== Task data ==

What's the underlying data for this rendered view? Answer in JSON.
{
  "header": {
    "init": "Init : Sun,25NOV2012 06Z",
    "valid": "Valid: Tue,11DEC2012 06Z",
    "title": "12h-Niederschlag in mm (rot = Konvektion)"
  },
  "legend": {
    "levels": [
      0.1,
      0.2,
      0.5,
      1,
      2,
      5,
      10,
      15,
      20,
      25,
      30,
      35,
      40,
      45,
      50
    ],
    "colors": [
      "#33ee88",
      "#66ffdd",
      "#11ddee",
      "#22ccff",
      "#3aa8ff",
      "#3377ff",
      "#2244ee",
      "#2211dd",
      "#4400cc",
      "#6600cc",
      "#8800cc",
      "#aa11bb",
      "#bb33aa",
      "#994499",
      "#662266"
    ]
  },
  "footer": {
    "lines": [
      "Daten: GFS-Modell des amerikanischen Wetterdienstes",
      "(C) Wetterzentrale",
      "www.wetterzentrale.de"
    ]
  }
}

===

Problem requirements:
Could you transcribe the records in full, exactly?

Solution to the problem:
What's the underlying data for this rendered view? Answer in JSON.
{
  "header": {
    "init": "Init : Sun,25NOV2012 06Z",
    "valid": "Valid: Tue,11DEC2012 06Z",
    "title": "12h-Niederschlag in mm (rot = Konvektion)"
  },
  "legend": {
    "levels": [
      0.1,
      0.2,
      0.5,
      1,
      2,
      5,
      10,
      15,
      20,
      25,
      30,
      35,
      40,
      45,
      50
    ],
    "colors": [
      "#33ee88",
      "#66ffdd",
      "#11ddee",
      "#22ccff",
      "#3aa8ff",
      "#3377ff",
      "#2244ee",
      "#2211dd",
      "#4400cc",
      "#6600cc",
      "#8800cc",
      "#aa11bb",
      "#bb33aa",
      "#994499",
      "#662266"
    ]
  },
  "footer": {
    "lines": [
      "Daten: GFS-Modell des amerikanischen Wetterdienstes",
      "(C) Wetterzentrale",
      "www.wetterzentrale.de"
    ]
  }
}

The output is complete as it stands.